● WHAT THE TASK ASKS
Reproduce every entry in the listing without alteration.

----- EXTRACTED ENTRIES

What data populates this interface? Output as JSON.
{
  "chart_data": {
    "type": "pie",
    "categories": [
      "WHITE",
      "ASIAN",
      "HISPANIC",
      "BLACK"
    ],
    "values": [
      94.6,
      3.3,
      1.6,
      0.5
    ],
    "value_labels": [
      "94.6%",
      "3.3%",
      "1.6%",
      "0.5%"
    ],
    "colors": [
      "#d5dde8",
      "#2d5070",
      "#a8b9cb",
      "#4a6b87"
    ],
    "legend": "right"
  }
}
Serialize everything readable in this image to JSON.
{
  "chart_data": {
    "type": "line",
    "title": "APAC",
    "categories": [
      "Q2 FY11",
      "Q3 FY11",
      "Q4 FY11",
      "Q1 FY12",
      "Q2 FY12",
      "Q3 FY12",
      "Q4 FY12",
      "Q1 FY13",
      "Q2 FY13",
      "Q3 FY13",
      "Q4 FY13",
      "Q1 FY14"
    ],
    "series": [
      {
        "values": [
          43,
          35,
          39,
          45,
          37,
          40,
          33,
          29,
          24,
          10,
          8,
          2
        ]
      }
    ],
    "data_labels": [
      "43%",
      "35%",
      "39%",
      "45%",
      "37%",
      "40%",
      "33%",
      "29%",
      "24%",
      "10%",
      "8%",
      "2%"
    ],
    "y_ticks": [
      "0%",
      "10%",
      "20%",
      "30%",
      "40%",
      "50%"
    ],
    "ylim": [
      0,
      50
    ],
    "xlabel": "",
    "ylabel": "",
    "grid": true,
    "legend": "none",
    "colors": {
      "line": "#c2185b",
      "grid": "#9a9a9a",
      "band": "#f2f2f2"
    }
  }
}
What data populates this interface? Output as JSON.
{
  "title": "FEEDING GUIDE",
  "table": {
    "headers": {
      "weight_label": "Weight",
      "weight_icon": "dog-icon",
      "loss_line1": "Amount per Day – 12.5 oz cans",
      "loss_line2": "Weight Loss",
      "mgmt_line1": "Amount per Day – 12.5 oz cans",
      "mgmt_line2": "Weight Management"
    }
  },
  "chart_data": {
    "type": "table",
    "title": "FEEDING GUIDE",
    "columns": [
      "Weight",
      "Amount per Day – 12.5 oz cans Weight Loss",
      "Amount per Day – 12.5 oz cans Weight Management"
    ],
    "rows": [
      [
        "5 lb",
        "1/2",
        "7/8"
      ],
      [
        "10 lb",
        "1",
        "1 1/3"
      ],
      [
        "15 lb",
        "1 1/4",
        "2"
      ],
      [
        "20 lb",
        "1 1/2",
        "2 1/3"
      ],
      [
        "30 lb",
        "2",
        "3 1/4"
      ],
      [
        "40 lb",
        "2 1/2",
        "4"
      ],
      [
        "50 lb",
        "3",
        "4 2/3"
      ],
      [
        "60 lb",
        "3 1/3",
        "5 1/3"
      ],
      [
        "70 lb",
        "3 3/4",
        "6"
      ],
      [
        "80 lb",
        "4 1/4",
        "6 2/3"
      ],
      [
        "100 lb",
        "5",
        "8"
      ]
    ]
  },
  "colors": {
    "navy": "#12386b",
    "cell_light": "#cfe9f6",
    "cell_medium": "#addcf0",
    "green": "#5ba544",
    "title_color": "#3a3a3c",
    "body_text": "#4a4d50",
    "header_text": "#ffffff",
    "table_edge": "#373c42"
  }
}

----------

● RESPONSE
What data populates this interface? Output as JSON.
{
  "chart_data": {
    "type": "pie",
    "categories": [
      "WHITE",
      "ASIAN",
      "HISPANIC",
      "BLACK"
    ],
    "values": [
      94.6,
      3.3,
      1.6,
      0.5
    ],
    "value_labels": [
      "94.6%",
      "3.3%",
      "1.6%",
      "0.5%"
    ],
    "colors": [
      "#d5dde8",
      "#2d5070",
      "#a8b9cb",
      "#4a6b87"
    ],
    "legend": "right"
  }
}
Serialize everything readable in this image to JSON.
{
  "chart_data": {
    "type": "line",
    "title": "APAC",
    "categories": [
      "Q2 FY11",
      "Q3 FY11",
      "Q4 FY11",
      "Q1 FY12",
      "Q2 FY12",
      "Q3 FY12",
      "Q4 FY12",
      "Q1 FY13",
      "Q2 FY13",
      "Q3 FY13",
      "Q4 FY13",
      "Q1 FY14"
    ],
    "series": [
      {
        "values": [
          43,
          35,
          39,
          45,
          37,
          40,
          33,
          29,
          24,
          10,
          8,
          2
        ]
      }
    ],
    "data_labels": [
      "43%",
      "35%",
      "39%",
      "45%",
      "37%",
      "40%",
      "33%",
      "29%",
      "24%",
      "10%",
      "8%",
      "2%"
    ],
    "y_ticks": [
      "0%",
      "10%",
      "20%",
      "30%",
      "40%",
      "50%"
    ],
    "ylim": [
      0,
      50
    ],
    "xlabel": "",
    "ylabel": "",
    "grid": true,
    "legend": "none",
    "colors": {
      "line": "#c2185b",
      "grid": "#9a9a9a",
      "band": "#f2f2f2"
    }
  }
}
What data populates this interface? Output as JSON.
{
  "title": "FEEDING GUIDE",
  "table": {
    "headers": {
      "weight_label": "Weight",
      "weight_icon": "dog-icon",
      "loss_line1": "Amount per Day – 12.5 oz cans",
      "loss_line2": "Weight Loss",
      "mgmt_line1": "Amount per Day – 12.5 oz cans",
      "mgmt_line2": "Weight Management"
    }
  },
  "chart_data": {
    "type": "table",
    "title": "FEEDING GUIDE",
    "columns": [
      "Weight",
      "Amount per Day – 12.5 oz cans Weight Loss",
      "Amount per Day – 12.5 oz cans Weight Management"
    ],
    "rows": [
      [
        "5 lb",
        "1/2",
        "7/8"
      ],
      [
        "10 lb",
        "1",
        "1 1/3"
      ],
      [
        "15 lb",
        "1 1/4",
        "2"
      ],
      [
        "20 lb",
        "1 1/2",
        "2 1/3"
      ],
      [
        "30 lb",
        "2",
        "3 1/4"
      ],
      [
        "40 lb",
        "2 1/2",
        "4"
      ],
      [
        "50 lb",
        "3",
        "4 2/3"
      ],
      [
        "60 lb",
        "3 1/3",
        "5 1/3"
      ],
      [
        "70 lb",
        "3 3/4",
        "6"
      ],
      [
        "80 lb",
        "4 1/4",
        "6 2/3"
      ],
      [
        "100 lb",
        "5",
        "8"
      ]
    ]
  },
  "colors": {
    "navy": "#12386b",
    "cell_light": "#cfe9f6",
    "cell_medium": "#addcf0",
    "green": "#5ba544",
    "title_color": "#3a3a3c",
    "body_text": "#4a4d50",
    "header_text": "#ffffff",
    "table_edge": "#373c42"
  }
}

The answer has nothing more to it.